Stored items

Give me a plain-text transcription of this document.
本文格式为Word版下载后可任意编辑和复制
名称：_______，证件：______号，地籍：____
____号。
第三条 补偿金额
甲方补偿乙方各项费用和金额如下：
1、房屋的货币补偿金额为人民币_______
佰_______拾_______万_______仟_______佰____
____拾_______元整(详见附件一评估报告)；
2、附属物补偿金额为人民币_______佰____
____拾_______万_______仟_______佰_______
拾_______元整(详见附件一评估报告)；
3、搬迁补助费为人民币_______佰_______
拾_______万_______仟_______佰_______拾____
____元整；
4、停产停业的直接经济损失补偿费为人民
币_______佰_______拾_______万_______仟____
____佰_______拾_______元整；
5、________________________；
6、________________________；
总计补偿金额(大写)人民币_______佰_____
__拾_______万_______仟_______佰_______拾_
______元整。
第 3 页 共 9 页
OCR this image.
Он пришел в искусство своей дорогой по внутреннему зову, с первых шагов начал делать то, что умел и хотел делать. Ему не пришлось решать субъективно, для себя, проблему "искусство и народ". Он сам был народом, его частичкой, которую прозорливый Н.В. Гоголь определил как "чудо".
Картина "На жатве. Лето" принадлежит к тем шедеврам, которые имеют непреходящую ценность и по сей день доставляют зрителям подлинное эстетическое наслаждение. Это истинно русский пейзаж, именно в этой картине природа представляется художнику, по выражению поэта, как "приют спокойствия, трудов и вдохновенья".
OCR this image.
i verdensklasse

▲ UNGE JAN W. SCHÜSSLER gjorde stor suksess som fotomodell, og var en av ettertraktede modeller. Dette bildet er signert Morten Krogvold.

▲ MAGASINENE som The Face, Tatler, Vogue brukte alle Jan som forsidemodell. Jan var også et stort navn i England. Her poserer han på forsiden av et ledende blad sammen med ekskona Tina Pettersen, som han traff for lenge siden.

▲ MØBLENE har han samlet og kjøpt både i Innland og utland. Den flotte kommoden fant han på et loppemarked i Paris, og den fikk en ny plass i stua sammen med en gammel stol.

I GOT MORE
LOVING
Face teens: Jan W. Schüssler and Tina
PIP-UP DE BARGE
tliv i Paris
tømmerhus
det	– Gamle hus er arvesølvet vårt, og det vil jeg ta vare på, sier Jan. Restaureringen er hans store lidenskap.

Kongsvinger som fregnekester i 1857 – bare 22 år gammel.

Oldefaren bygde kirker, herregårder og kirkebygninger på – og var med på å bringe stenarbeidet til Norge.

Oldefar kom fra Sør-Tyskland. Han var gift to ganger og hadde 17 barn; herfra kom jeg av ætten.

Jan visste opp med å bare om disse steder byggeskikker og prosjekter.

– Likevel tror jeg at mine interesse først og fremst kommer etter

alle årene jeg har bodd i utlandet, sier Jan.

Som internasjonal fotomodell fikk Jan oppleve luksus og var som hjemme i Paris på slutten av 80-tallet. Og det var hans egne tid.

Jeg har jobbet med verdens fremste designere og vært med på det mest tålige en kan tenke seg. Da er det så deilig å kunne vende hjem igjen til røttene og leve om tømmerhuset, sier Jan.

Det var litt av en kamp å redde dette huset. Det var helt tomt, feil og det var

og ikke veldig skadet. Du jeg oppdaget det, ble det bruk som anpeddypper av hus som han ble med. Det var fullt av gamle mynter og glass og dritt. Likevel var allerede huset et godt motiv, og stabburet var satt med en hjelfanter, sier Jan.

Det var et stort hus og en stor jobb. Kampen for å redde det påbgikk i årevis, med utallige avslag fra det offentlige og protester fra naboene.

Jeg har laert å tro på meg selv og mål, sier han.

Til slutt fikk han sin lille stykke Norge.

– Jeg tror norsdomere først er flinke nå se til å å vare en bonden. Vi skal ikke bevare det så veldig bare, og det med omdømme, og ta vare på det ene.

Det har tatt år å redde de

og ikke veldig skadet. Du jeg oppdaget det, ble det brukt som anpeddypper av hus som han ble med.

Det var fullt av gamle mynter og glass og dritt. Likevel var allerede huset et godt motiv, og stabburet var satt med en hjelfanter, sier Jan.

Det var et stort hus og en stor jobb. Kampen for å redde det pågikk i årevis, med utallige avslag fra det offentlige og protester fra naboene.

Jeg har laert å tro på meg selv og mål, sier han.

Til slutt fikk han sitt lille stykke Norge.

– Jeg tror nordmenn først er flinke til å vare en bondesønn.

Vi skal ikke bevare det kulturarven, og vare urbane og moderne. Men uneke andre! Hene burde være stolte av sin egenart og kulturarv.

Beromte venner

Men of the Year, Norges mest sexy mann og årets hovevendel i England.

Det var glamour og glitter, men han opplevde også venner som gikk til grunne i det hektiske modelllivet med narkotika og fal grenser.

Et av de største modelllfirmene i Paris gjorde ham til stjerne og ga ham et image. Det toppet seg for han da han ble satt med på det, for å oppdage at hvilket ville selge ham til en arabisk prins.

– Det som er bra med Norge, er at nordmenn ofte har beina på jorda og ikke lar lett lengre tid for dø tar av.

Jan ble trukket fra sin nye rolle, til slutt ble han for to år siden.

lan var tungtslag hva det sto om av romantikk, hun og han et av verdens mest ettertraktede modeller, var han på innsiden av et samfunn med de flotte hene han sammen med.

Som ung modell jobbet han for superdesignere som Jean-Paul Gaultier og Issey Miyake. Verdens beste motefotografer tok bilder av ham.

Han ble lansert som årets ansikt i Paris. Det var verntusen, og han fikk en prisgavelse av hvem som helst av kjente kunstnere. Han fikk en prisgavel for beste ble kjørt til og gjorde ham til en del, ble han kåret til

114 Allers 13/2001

Problem to solve: Extract the full listing above without alteration.

In response:
Give me a plain-text transcription of this document.
本文格式为Word版下载后可任意编辑和复制
名称：_______，证件：______号，地籍：____
____号。
第三条 补偿金额
甲方补偿乙方各项费用和金额如下：
1、房屋的货币补偿金额为人民币_______
佰_______拾_______万_______仟_______佰____
____拾_______元整(详见附件一评估报告)；
2、附属物补偿金额为人民币_______佰____
____拾_______万_______仟_______佰_______
拾_______元整(详见附件一评估报告)；
3、搬迁补助费为人民币_______佰_______
拾_______万_______仟_______佰_______拾____
____元整；
4、停产停业的直接经济损失补偿费为人民
币_______佰_______拾_______万_______仟____
____佰_______拾_______元整；
5、________________________；
6、________________________；
总计补偿金额(大写)人民币_______佰_____
__拾_______万_______仟_______佰_______拾_
______元整。
第 3 页 共 9 页
OCR this image.
Он пришел в искусство своей дорогой по внутреннему зову, с первых шагов начал делать то, что умел и хотел делать. Ему не пришлось решать субъективно, для себя, проблему "искусство и народ". Он сам был народом, его частичкой, которую прозорливый Н.В. Гоголь определил как "чудо".
Картина "На жатве. Лето" принадлежит к тем шедеврам, которые имеют непреходящую ценность и по сей день доставляют зрителям подлинное эстетическое наслаждение. Это истинно русский пейзаж, именно в этой картине природа представляется художнику, по выражению поэта, как "приют спокойствия, трудов и вдохновенья".
OCR this image.
i verdensklasse

▲ UNGE JAN W. SCHÜSSLER gjorde stor suksess som fotomodell, og var en av ettertraktede modeller. Dette bildet er signert Morten Krogvold.

▲ MAGASINENE som The Face, Tatler, Vogue brukte alle Jan som forsidemodell. Jan var også et stort navn i England. Her poserer han på forsiden av et ledende blad sammen med ekskona Tina Pettersen, som han traff for lenge siden.

▲ MØBLENE har han samlet og kjøpt både i Innland og utland. Den flotte kommoden fant han på et loppemarked i Paris, og den fikk en ny plass i stua sammen med en gammel stol.

I GOT MORE
LOVING
Face teens: Jan W. Schüssler and Tina
PIP-UP DE BARGE
tliv i Paris
tømmerhus
det	– Gamle hus er arvesølvet vårt, og det vil jeg ta vare på, sier Jan. Restaureringen er hans store lidenskap.

Kongsvinger som fregnekester i 1857 – bare 22 år gammel.

Oldefaren bygde kirker, herregårder og kirkebygninger på – og var med på å bringe stenarbeidet til Norge.

Oldefar kom fra Sør-Tyskland. Han var gift to ganger og hadde 17 barn; herfra kom jeg av ætten.

Jan visste opp med å bare om disse steder byggeskikker og prosjekter.

– Likevel tror jeg at mine interesse først og fremst kommer etter

alle årene jeg har bodd i utlandet, sier Jan.

Som internasjonal fotomodell fikk Jan oppleve luksus og var som hjemme i Paris på slutten av 80-tallet. Og det var hans egne tid.

Jeg har jobbet med verdens fremste designere og vært med på det mest tålige en kan tenke seg. Da er det så deilig å kunne vende hjem igjen til røttene og leve om tømmerhuset, sier Jan.

Det var litt av en kamp å redde dette huset. Det var helt tomt, feil og det var

og ikke veldig skadet. Du jeg oppdaget det, ble det bruk som anpeddypper av hus som han ble med. Det var fullt av gamle mynter og glass og dritt. Likevel var allerede huset et godt motiv, og stabburet var satt med en hjelfanter, sier Jan.

Det var et stort hus og en stor jobb. Kampen for å redde det påbgikk i årevis, med utallige avslag fra det offentlige og protester fra naboene.

Jeg har laert å tro på meg selv og mål, sier han.

Til slutt fikk han sin lille stykke Norge.

– Jeg tror norsdomere først er flinke nå se til å å vare en bonden. Vi skal ikke bevare det så veldig bare, og det med omdømme, og ta vare på det ene.

Det har tatt år å redde de

og ikke veldig skadet. Du jeg oppdaget det, ble det brukt som anpeddypper av hus som han ble med.

Det var fullt av gamle mynter og glass og dritt. Likevel var allerede huset et godt motiv, og stabburet var satt med en hjelfanter, sier Jan.

Det var et stort hus og en stor jobb. Kampen for å redde det pågikk i årevis, med utallige avslag fra det offentlige og protester fra naboene.

Jeg har laert å tro på meg selv og mål, sier han.

Til slutt fikk han sitt lille stykke Norge.

– Jeg tror nordmenn først er flinke til å vare en bondesønn.

Vi skal ikke bevare det kulturarven, og vare urbane og moderne. Men uneke andre! Hene burde være stolte av sin egenart og kulturarv.

Beromte venner

Men of the Year, Norges mest sexy mann og årets hovevendel i England.

Det var glamour og glitter, men han opplevde også venner som gikk til grunne i det hektiske modelllivet med narkotika og fal grenser.

Et av de største modelllfirmene i Paris gjorde ham til stjerne og ga ham et image. Det toppet seg for han da han ble satt med på det, for å oppdage at hvilket ville selge ham til en arabisk prins.

– Det som er bra med Norge, er at nordmenn ofte har beina på jorda og ikke lar lett lengre tid for dø tar av.

Jan ble trukket fra sin nye rolle, til slutt ble han for to år siden.

lan var tungtslag hva det sto om av romantikk, hun og han et av verdens mest ettertraktede modeller, var han på innsiden av et samfunn med de flotte hene han sammen med.

Som ung modell jobbet han for superdesignere som Jean-Paul Gaultier og Issey Miyake. Verdens beste motefotografer tok bilder av ham.

Han ble lansert som årets ansikt i Paris. Det var verntusen, og han fikk en prisgavelse av hvem som helst av kjente kunstnere. Han fikk en prisgavel for beste ble kjørt til og gjorde ham til en del, ble han kåret til

114 Allers 13/2001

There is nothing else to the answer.